====== TASK MATERIAL

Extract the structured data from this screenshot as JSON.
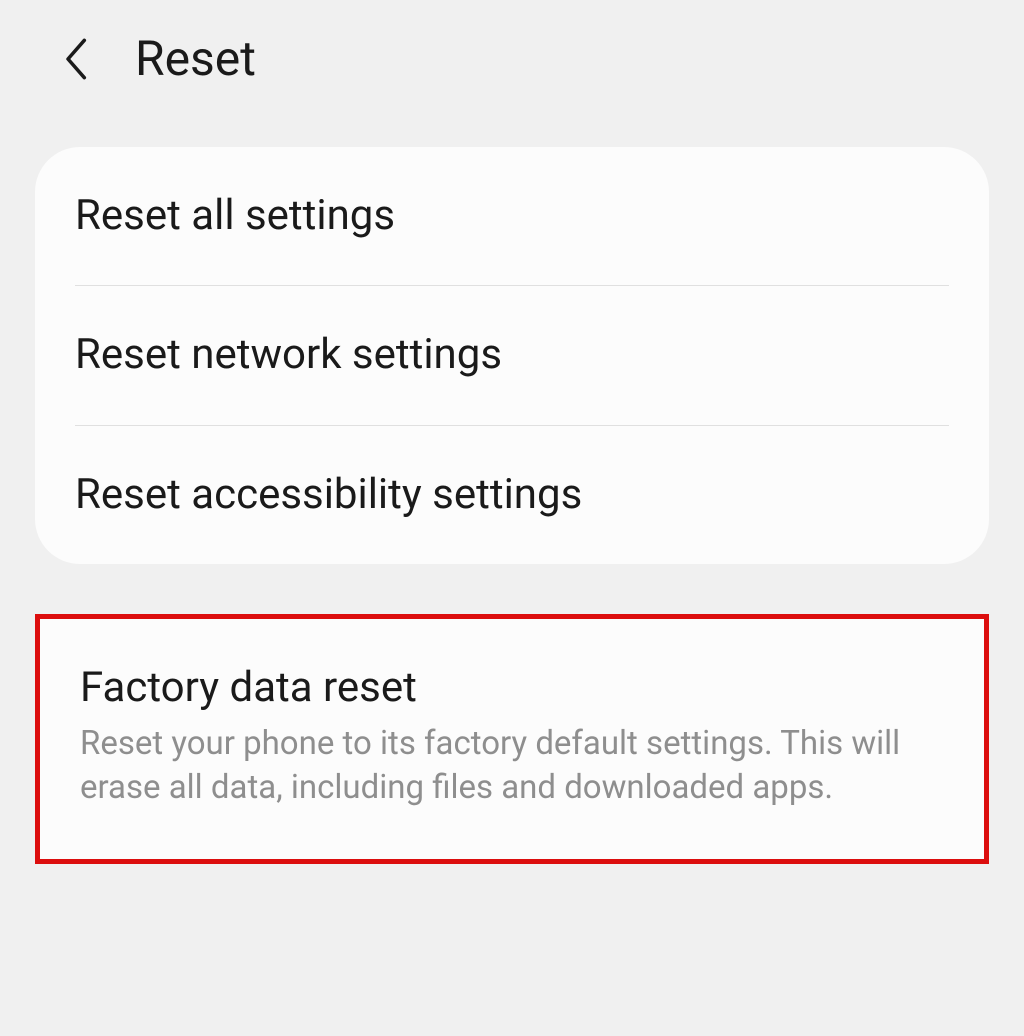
{
  "header": {
    "title": "Reset"
  },
  "section1": {
    "items": [
      {
        "title": "Reset all settings"
      },
      {
        "title": "Reset network settings"
      },
      {
        "title": "Reset accessibility settings"
      }
    ]
  },
  "section2": {
    "item": {
      "title": "Factory data reset",
      "description": "Reset your phone to its factory default settings. This will erase all data, including files and downloaded apps."
    }
  }
}
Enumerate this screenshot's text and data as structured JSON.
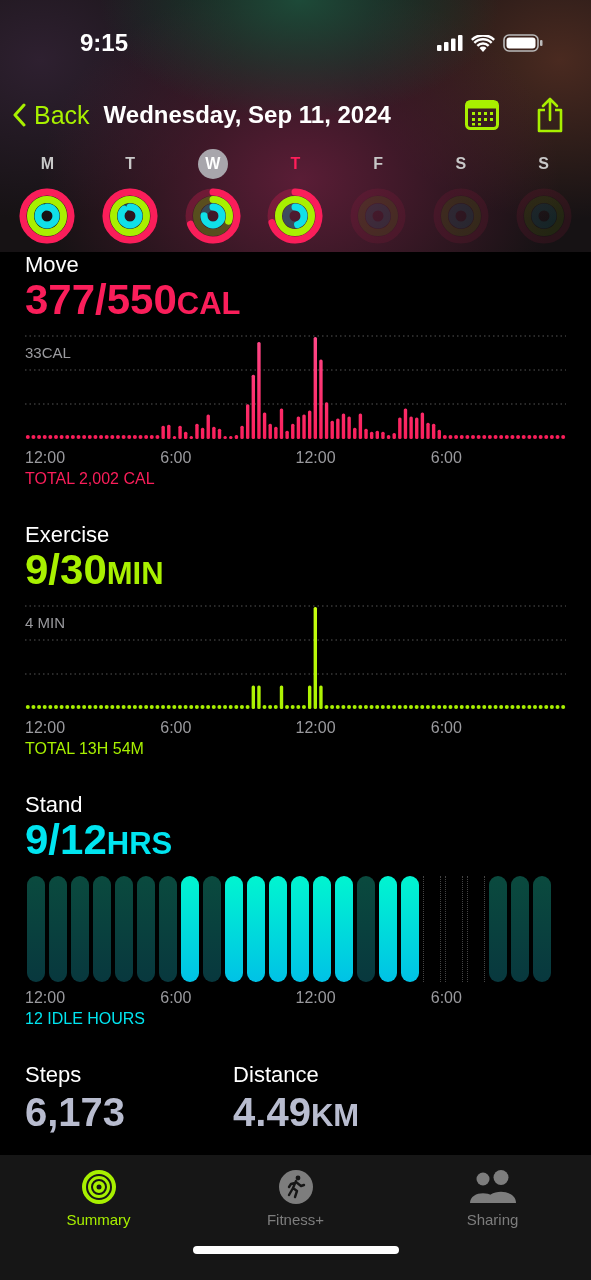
{
  "status_bar": {
    "time": "9:15"
  },
  "nav": {
    "back": "Back",
    "title": "Wednesday, Sep 11, 2024"
  },
  "days": [
    {
      "label": "M",
      "selected": false,
      "today": false,
      "dimmed": false
    },
    {
      "label": "T",
      "selected": false,
      "today": false,
      "dimmed": false
    },
    {
      "label": "W",
      "selected": true,
      "today": false,
      "dimmed": false
    },
    {
      "label": "T",
      "selected": false,
      "today": true,
      "dimmed": false
    },
    {
      "label": "F",
      "selected": false,
      "today": false,
      "dimmed": true
    },
    {
      "label": "S",
      "selected": false,
      "today": false,
      "dimmed": true
    },
    {
      "label": "S",
      "selected": false,
      "today": false,
      "dimmed": true
    }
  ],
  "sections": [
    {
      "kind": "move",
      "title": "Move",
      "value": "377/550",
      "unit": "CAL",
      "color": "#fa1e5a",
      "max_label": "33CAL",
      "x_labels": [
        "12:00",
        "6:00",
        "12:00",
        "6:00"
      ],
      "total": "TOTAL 2,002 CAL"
    },
    {
      "kind": "exercise",
      "title": "Exercise",
      "value": "9/30",
      "unit": "MIN",
      "color": "#a8f000",
      "max_label": "4 MIN",
      "x_labels": [
        "12:00",
        "6:00",
        "12:00",
        "6:00"
      ],
      "total": "TOTAL 13H 54M"
    },
    {
      "kind": "stand",
      "title": "Stand",
      "value": "9/12",
      "unit": "HRS",
      "color": "#00e5f0",
      "x_labels": [
        "12:00",
        "6:00",
        "12:00",
        "6:00"
      ],
      "total": "12 IDLE HOURS",
      "hours": [
        {
          "kind": "idle"
        },
        {
          "kind": "idle"
        },
        {
          "kind": "idle"
        },
        {
          "kind": "idle"
        },
        {
          "kind": "idle"
        },
        {
          "kind": "idle"
        },
        {
          "kind": "idle"
        },
        {
          "kind": "stood"
        },
        {
          "kind": "idle"
        },
        {
          "kind": "stood"
        },
        {
          "kind": "stood"
        },
        {
          "kind": "stood"
        },
        {
          "kind": "stood"
        },
        {
          "kind": "stood"
        },
        {
          "kind": "stood"
        },
        {
          "kind": "idle"
        },
        {
          "kind": "stood"
        },
        {
          "kind": "stood"
        },
        {
          "kind": "empty"
        },
        {
          "kind": "empty"
        },
        {
          "kind": "empty"
        },
        {
          "kind": "idle"
        },
        {
          "kind": "idle"
        },
        {
          "kind": "idle"
        }
      ]
    }
  ],
  "stats": [
    {
      "label": "Steps",
      "value": "6,173"
    },
    {
      "label": "Distance",
      "value": "4.49",
      "unit": "KM"
    }
  ],
  "tabs": [
    {
      "kind": "summary",
      "label": "Summary",
      "selected": true
    },
    {
      "kind": "fitness",
      "label": "Fitness+",
      "selected": false
    },
    {
      "kind": "sharing",
      "label": "Sharing",
      "selected": false
    }
  ]
}
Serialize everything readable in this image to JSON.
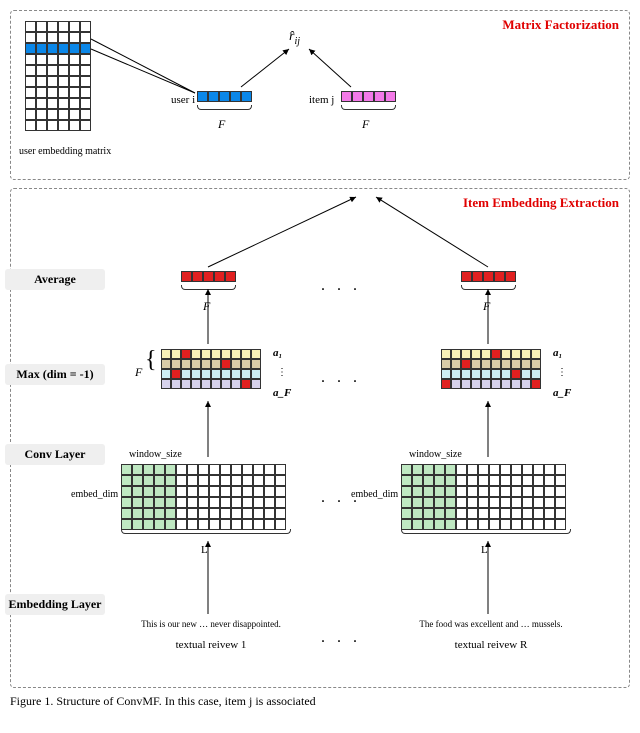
{
  "mf": {
    "title": "Matrix Factorization",
    "user_matrix_label": "user embedding matrix",
    "user_label": "user i",
    "item_label": "item j",
    "F": "F",
    "rhat": "r̂",
    "rhat_sub": "ij"
  },
  "iee": {
    "title": "Item Embedding Extraction",
    "stages": {
      "average": "Average",
      "max": "Max (dim = -1)",
      "conv": "Conv Layer",
      "embedding": "Embedding Layer"
    },
    "F": "F",
    "window_size": "window_size",
    "embed_dim": "embed_dim",
    "L": "L",
    "a1": "a₁",
    "aF": "a_F",
    "vdots": "⋮",
    "dots": ". . .",
    "review1_text": "This is our new … never disappointed.",
    "review1_label": "textual reivew 1",
    "reviewR_text": "The food was excellent and … mussels.",
    "reviewR_label": "textual reivew R"
  },
  "caption": "Figure 1. Structure of ConvMF. In this case, item j is associated"
}
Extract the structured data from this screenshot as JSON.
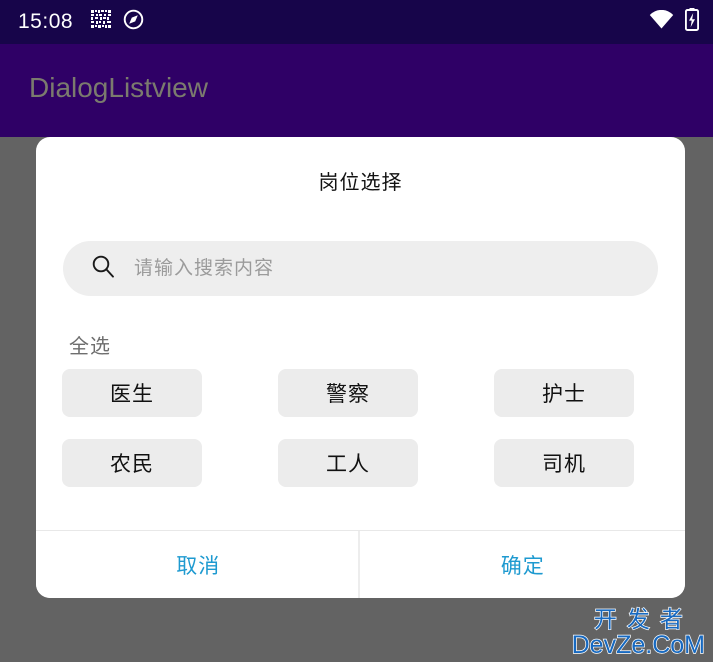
{
  "status_bar": {
    "clock": "15:08",
    "left_icons": [
      "qr-code-icon",
      "navigation-circle-icon"
    ],
    "right_icons": [
      "wifi-icon",
      "battery-charging-icon"
    ],
    "background_color": "#17054a",
    "foreground_color": "#ffffff"
  },
  "app_bar": {
    "title": "DialogListview",
    "background_color": "#2f0066",
    "title_color": "#7b7b6e"
  },
  "scrim": {
    "color": "#636363"
  },
  "dialog": {
    "title": "岗位选择",
    "search": {
      "icon": "search-icon",
      "value": "",
      "placeholder": "请输入搜索内容",
      "background_color": "#eeeeee"
    },
    "select_all_label": "全选",
    "chips": [
      {
        "label": "医生"
      },
      {
        "label": "警察"
      },
      {
        "label": "护士"
      },
      {
        "label": "农民"
      },
      {
        "label": "工人"
      },
      {
        "label": "司机"
      }
    ],
    "footer": {
      "cancel_label": "取消",
      "confirm_label": "确定",
      "action_color": "#1e9ad0"
    },
    "background_color": "#ffffff",
    "chip_color": "#ececec"
  },
  "watermark": {
    "line1": "开发者",
    "line2": "DevZe.CoM",
    "color": "#1769c0"
  }
}
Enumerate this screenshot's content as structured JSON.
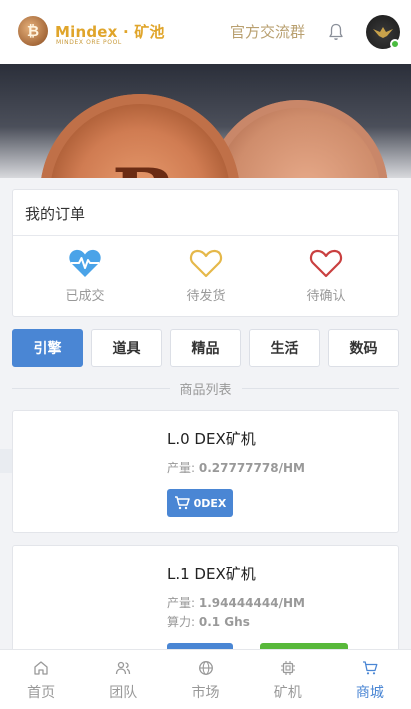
{
  "header": {
    "brand_name": "Mindex · 矿池",
    "brand_tagline": "MINDEX ORE POOL",
    "group_link": "官方交流群",
    "notification_icon": "bell-icon"
  },
  "orders": {
    "title": "我的订单",
    "items": [
      {
        "label": "已成交",
        "icon": "heartbeat-icon",
        "color": "#4aa3e8"
      },
      {
        "label": "待发货",
        "icon": "heart-outline-icon",
        "color": "#e5b84a"
      },
      {
        "label": "待确认",
        "icon": "heart-outline-icon",
        "color": "#c94040"
      }
    ]
  },
  "tabs": [
    {
      "label": "引擎",
      "active": true
    },
    {
      "label": "道具",
      "active": false
    },
    {
      "label": "精品",
      "active": false
    },
    {
      "label": "生活",
      "active": false
    },
    {
      "label": "数码",
      "active": false
    }
  ],
  "section_title": "商品列表",
  "products": [
    {
      "name": "L.0 DEX矿机",
      "attrs": [
        {
          "key": "产量:",
          "value": "0.27777778/HM"
        }
      ],
      "buy_label": "0DEX"
    },
    {
      "name": "L.1 DEX矿机",
      "attrs": [
        {
          "key": "产量:",
          "value": "1.94444444/HM"
        },
        {
          "key": "算力:",
          "value": "0.1 Ghs"
        }
      ]
    }
  ],
  "bottom_nav": [
    {
      "label": "首页",
      "icon": "home-icon",
      "active": false
    },
    {
      "label": "团队",
      "icon": "team-icon",
      "active": false
    },
    {
      "label": "市场",
      "icon": "globe-icon",
      "active": false
    },
    {
      "label": "矿机",
      "icon": "chip-icon",
      "active": false
    },
    {
      "label": "商城",
      "icon": "cart-icon",
      "active": true
    }
  ],
  "colors": {
    "accent": "#4a86d4",
    "brand_gold": "#e0a52b",
    "active_nav": "#4a86d4"
  }
}
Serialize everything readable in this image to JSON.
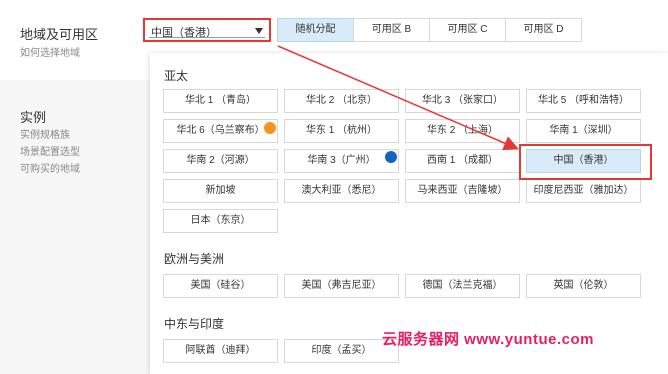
{
  "region": {
    "title": "地域及可用区",
    "help": "如何选择地域",
    "selected_value": "中国（香港）"
  },
  "zone_tabs": [
    "随机分配",
    "可用区 B",
    "可用区 C",
    "可用区 D"
  ],
  "instance": {
    "title": "实例",
    "links": [
      "实例规格族",
      "场景配置选型",
      "可购买的地域"
    ]
  },
  "groups": {
    "asia": {
      "title": "亚太",
      "options": [
        "华北 1 （青岛）",
        "华北 2 （北京）",
        "华北 3 （张家口）",
        "华北 5 （呼和浩特）",
        "华北 6（乌兰察布）",
        "华东 1 （杭州）",
        "华东 2 （上海）",
        "华南 1（深圳）",
        "华南 2（河源）",
        "华南 3（广州）",
        "西南 1 （成都）",
        "中国（香港）",
        "新加坡",
        "澳大利亚（悉尼）",
        "马来西亚（吉隆坡）",
        "印度尼西亚（雅加达）",
        "日本（东京）"
      ]
    },
    "europe": {
      "title": "欧洲与美洲",
      "options": [
        "美国（硅谷）",
        "美国（弗吉尼亚）",
        "德国（法兰克福）",
        "英国（伦敦）"
      ]
    },
    "mideast": {
      "title": "中东与印度",
      "options": [
        "阿联酋（迪拜）",
        "印度（孟买）"
      ]
    }
  },
  "watermark": "云服务器网 www.yuntue.com",
  "colors": {
    "accent_red": "#e53935",
    "selected_bg": "#d9ebf8",
    "dot_orange": "#f7931e",
    "dot_blue": "#1565c0",
    "watermark": "#e91e63"
  }
}
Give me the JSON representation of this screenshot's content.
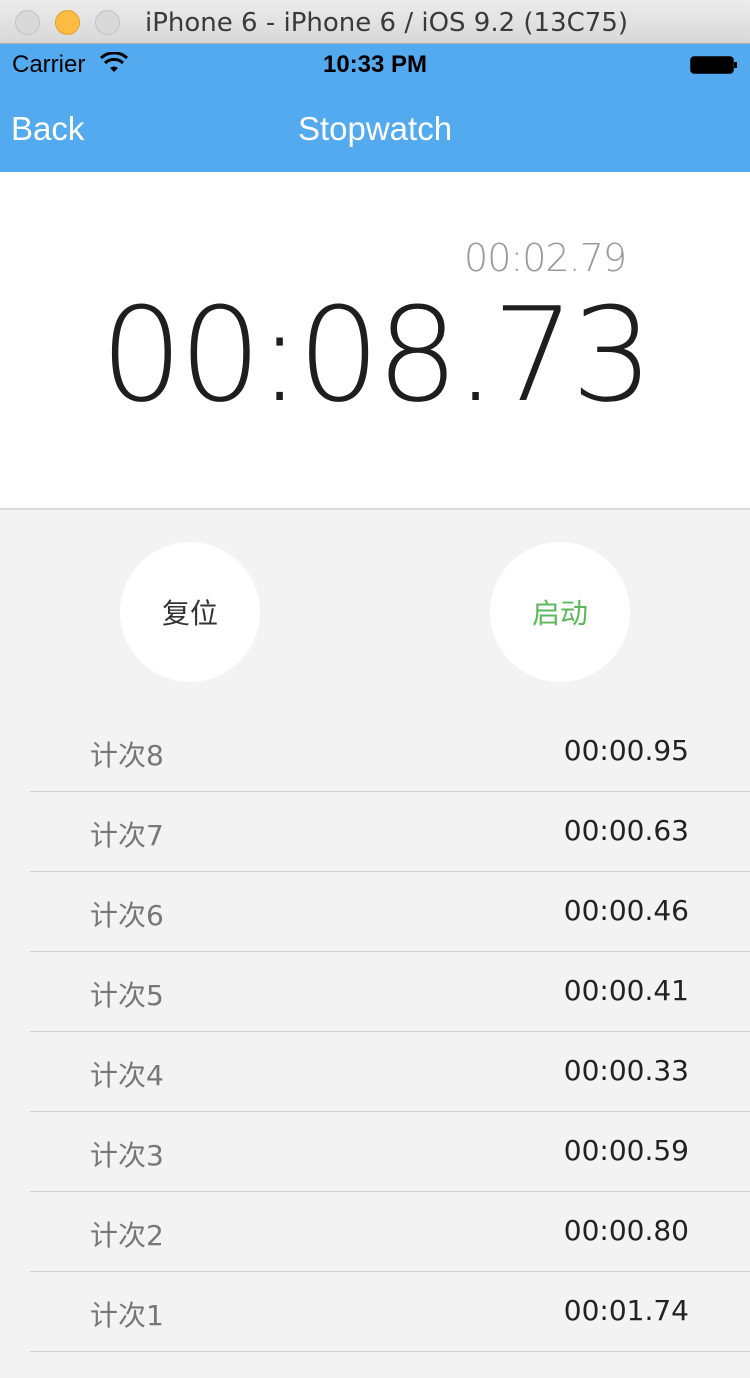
{
  "window": {
    "title": "iPhone 6 - iPhone 6 / iOS 9.2 (13C75)"
  },
  "status_bar": {
    "carrier": "Carrier",
    "time": "10:33 PM"
  },
  "nav": {
    "back_label": "Back",
    "title": "Stopwatch"
  },
  "timer": {
    "lap_time": "00:02.79",
    "total_time": "00:08.73"
  },
  "buttons": {
    "reset_label": "复位",
    "start_label": "启动"
  },
  "laps": [
    {
      "label": "计次8",
      "time": "00:00.95"
    },
    {
      "label": "计次7",
      "time": "00:00.63"
    },
    {
      "label": "计次6",
      "time": "00:00.46"
    },
    {
      "label": "计次5",
      "time": "00:00.41"
    },
    {
      "label": "计次4",
      "time": "00:00.33"
    },
    {
      "label": "计次3",
      "time": "00:00.59"
    },
    {
      "label": "计次2",
      "time": "00:00.80"
    },
    {
      "label": "计次1",
      "time": "00:01.74"
    }
  ],
  "colors": {
    "nav_background": "#54aaee",
    "start_button_text": "#5cb85c",
    "minimize_button": "#fdbc40"
  },
  "icons": {
    "wifi": "wifi-icon",
    "battery": "battery-icon"
  }
}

============

- _AIM OF THE EXERCISE_
Search the lines for the string "Enumerate" and copy every line that has it.

- _THE SOLUTION_
Enumerate this screenshot's text and data as structured JSON.
Enumerate this screenshot's content as structured JSON.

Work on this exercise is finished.